*Page element annotations*:
▽
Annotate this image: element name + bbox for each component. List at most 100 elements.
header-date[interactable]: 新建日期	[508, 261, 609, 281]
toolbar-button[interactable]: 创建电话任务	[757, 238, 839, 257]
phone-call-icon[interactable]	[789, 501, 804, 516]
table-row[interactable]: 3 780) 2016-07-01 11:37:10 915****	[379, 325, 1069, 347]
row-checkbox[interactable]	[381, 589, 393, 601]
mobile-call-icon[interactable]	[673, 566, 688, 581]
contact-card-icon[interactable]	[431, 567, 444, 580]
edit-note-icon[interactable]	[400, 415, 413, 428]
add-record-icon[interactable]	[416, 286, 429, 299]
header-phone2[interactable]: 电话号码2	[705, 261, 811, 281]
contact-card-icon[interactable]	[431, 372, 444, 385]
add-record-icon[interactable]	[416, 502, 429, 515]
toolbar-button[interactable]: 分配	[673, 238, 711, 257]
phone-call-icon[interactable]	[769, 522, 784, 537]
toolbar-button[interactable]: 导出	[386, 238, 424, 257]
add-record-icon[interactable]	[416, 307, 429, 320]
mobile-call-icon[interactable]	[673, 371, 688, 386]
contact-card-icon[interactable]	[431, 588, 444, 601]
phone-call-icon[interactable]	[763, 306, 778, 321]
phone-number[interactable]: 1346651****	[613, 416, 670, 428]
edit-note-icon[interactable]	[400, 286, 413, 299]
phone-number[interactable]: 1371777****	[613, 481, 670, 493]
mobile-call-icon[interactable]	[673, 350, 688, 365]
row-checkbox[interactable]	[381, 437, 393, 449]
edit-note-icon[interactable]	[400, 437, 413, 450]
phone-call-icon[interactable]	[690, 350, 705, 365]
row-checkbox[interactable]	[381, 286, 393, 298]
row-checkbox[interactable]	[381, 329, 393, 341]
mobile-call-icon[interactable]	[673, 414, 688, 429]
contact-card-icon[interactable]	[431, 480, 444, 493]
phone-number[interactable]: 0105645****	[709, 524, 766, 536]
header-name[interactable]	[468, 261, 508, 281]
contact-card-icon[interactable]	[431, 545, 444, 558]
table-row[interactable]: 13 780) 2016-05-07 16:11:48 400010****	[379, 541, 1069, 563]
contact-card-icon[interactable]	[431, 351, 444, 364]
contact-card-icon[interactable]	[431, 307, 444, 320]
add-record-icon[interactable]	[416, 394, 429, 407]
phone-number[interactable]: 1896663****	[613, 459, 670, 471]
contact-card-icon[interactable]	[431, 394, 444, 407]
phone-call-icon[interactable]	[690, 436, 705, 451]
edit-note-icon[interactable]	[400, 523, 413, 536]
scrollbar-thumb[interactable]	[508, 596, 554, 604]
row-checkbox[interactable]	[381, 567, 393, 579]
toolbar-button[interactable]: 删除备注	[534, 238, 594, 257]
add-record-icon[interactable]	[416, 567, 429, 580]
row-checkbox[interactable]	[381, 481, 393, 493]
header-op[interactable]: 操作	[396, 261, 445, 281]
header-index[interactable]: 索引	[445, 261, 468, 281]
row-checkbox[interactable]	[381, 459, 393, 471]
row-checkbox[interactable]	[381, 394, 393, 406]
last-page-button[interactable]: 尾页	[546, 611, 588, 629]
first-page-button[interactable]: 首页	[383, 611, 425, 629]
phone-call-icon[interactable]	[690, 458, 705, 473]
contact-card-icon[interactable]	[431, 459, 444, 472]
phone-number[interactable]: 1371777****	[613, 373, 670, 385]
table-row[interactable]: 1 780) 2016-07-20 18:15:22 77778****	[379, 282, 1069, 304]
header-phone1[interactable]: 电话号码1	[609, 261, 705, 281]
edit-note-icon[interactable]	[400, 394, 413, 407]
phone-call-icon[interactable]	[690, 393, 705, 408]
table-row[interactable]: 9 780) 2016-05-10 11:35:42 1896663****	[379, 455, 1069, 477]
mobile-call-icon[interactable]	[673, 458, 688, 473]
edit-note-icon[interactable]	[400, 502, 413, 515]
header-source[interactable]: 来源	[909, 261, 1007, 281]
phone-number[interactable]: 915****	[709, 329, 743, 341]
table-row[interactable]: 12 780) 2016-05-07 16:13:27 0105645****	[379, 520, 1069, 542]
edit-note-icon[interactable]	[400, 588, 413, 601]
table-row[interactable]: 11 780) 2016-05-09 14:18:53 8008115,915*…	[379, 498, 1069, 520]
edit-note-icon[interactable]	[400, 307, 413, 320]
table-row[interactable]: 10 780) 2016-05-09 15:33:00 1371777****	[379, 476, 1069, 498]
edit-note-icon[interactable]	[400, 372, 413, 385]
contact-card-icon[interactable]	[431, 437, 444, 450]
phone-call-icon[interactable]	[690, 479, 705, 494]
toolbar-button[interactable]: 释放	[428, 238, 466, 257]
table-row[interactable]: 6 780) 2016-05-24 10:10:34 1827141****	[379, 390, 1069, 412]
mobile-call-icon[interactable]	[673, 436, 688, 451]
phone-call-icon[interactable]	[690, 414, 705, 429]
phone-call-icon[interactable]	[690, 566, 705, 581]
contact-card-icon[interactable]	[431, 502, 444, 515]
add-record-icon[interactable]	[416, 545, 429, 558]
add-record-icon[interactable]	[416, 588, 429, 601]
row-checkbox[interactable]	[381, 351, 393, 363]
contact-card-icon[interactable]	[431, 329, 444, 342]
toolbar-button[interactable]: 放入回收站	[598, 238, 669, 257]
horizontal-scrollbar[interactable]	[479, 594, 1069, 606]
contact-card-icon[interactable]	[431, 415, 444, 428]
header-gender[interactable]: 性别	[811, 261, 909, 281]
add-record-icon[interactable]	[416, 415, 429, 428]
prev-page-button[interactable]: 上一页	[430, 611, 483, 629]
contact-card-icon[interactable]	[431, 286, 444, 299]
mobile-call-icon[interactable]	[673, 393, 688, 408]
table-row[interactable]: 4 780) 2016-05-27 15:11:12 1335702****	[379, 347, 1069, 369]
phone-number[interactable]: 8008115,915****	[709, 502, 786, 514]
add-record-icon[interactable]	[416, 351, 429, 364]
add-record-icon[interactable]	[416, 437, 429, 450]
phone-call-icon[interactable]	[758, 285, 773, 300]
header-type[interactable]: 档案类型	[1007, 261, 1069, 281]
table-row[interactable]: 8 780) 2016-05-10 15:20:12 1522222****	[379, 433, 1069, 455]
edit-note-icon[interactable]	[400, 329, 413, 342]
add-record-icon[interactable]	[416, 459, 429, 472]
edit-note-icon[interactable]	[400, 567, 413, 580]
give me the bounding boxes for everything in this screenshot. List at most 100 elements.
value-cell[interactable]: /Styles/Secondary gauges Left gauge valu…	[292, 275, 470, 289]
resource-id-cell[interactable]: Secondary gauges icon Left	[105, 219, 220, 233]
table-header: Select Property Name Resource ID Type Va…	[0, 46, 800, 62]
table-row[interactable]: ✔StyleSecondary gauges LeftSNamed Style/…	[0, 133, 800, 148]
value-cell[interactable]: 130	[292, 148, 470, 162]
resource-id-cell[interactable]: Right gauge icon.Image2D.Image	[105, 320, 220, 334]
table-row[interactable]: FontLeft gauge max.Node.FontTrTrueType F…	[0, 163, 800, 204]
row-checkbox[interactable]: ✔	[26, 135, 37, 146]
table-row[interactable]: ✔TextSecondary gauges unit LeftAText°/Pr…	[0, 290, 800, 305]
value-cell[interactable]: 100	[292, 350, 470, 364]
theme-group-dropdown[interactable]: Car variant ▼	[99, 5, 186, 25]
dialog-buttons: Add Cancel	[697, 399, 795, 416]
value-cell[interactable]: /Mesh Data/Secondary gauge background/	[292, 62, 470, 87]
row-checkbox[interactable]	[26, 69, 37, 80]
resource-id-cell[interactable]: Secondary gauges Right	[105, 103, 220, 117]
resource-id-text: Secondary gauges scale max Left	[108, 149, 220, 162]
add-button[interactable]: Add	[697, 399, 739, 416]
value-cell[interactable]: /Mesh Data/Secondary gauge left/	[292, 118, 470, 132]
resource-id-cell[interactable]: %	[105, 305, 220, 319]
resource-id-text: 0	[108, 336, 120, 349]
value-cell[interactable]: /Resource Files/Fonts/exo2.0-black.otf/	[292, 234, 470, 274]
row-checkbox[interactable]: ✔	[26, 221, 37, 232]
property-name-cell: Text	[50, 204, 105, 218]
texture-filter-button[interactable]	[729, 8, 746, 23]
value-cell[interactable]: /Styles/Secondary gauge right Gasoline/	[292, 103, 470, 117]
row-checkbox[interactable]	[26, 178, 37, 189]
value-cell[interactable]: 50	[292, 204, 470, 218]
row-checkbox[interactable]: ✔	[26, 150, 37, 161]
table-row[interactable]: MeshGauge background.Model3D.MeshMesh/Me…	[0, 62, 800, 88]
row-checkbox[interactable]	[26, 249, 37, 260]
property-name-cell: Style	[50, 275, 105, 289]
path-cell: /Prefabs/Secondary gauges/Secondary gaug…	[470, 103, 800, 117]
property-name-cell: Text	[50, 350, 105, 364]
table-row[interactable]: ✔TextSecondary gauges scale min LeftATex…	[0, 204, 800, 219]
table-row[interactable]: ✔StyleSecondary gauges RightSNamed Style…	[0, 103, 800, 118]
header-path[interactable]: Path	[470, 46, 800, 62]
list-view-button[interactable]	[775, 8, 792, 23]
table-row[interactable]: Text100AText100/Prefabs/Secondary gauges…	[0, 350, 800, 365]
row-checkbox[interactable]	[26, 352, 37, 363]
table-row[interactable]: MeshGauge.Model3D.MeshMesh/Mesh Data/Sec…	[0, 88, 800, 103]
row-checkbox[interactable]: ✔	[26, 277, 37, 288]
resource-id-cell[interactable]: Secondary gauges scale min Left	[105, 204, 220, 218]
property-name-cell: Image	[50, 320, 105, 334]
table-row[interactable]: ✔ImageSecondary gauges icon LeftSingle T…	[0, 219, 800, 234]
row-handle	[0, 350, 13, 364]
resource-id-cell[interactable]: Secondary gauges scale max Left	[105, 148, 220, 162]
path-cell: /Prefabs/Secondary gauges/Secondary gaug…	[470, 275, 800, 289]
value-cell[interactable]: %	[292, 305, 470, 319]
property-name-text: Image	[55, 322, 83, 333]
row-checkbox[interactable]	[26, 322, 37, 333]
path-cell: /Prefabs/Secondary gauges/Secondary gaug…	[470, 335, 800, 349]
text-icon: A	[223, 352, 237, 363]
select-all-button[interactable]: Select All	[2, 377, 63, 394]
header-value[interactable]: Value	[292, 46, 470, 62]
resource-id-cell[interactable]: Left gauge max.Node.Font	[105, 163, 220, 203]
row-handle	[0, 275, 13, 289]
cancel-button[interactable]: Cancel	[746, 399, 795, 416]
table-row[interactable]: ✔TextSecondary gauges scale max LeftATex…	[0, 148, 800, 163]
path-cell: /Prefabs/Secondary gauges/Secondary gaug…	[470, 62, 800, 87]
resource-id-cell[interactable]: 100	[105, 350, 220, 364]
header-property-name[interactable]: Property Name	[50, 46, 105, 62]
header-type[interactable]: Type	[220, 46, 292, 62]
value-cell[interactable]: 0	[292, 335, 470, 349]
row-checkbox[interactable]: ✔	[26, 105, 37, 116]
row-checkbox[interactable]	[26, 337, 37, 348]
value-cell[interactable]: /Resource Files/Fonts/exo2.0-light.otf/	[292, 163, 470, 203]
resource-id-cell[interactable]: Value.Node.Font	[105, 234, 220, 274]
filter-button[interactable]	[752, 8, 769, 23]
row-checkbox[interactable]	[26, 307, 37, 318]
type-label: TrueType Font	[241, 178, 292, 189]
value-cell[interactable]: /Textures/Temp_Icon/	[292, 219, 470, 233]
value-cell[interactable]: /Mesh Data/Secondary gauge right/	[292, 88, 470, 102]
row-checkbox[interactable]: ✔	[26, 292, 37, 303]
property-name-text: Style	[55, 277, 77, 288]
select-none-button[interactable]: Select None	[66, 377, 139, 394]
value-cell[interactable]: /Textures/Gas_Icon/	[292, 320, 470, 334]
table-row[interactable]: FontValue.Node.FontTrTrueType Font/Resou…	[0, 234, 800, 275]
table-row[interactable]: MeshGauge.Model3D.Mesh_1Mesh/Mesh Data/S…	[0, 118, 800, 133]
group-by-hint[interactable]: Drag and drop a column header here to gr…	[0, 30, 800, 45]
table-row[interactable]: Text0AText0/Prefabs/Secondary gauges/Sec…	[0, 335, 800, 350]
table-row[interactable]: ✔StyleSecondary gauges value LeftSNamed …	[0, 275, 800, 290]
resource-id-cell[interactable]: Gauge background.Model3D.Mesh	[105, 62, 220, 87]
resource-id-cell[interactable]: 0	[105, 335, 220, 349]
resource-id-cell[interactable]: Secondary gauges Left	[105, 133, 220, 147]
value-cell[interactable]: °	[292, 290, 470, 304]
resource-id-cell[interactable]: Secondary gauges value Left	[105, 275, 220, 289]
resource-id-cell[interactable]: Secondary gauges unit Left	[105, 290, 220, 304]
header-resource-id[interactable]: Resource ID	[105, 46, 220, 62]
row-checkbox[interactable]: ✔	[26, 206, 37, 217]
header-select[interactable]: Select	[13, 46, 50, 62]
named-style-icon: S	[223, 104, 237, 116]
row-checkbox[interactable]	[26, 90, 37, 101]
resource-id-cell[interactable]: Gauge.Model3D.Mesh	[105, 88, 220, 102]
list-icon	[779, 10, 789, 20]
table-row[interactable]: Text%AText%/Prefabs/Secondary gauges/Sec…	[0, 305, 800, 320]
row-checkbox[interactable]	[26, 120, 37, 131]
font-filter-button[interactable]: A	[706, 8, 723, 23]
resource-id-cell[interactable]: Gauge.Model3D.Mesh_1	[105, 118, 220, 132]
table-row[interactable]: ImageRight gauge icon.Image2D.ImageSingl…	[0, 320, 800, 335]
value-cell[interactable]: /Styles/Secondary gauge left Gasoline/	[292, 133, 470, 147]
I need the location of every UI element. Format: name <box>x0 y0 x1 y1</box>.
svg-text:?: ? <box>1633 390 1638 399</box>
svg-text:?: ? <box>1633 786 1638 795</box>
△
*WHAT IS EXPECTED*: Can you give the records from the first line up to and including the line with "238, 424, 257]" as a numbered list, omitting any blank lines?

*SOLUTION TO THE PROBLEM*:
1. Annotate this image: element name + bbox for each component. List at most 100 elements.
2. header-date[interactable]: 新建日期	[508, 261, 609, 281]
3. toolbar-button[interactable]: 创建电话任务	[757, 238, 839, 257]
4. phone-call-icon[interactable]	[789, 501, 804, 516]
5. table-row[interactable]: 3 780) 2016-07-01 11:37:10 915****	[379, 325, 1069, 347]
6. row-checkbox[interactable]	[381, 589, 393, 601]
7. mobile-call-icon[interactable]	[673, 566, 688, 581]
8. contact-card-icon[interactable]	[431, 567, 444, 580]
9. edit-note-icon[interactable]	[400, 415, 413, 428]
10. add-record-icon[interactable]	[416, 286, 429, 299]
11. header-phone2[interactable]: 电话号码2	[705, 261, 811, 281]
12. contact-card-icon[interactable]	[431, 372, 444, 385]
13. add-record-icon[interactable]	[416, 502, 429, 515]
14. toolbar-button[interactable]: 分配	[673, 238, 711, 257]
15. phone-call-icon[interactable]	[769, 522, 784, 537]
16. toolbar-button[interactable]: 导出	[386, 238, 424, 257]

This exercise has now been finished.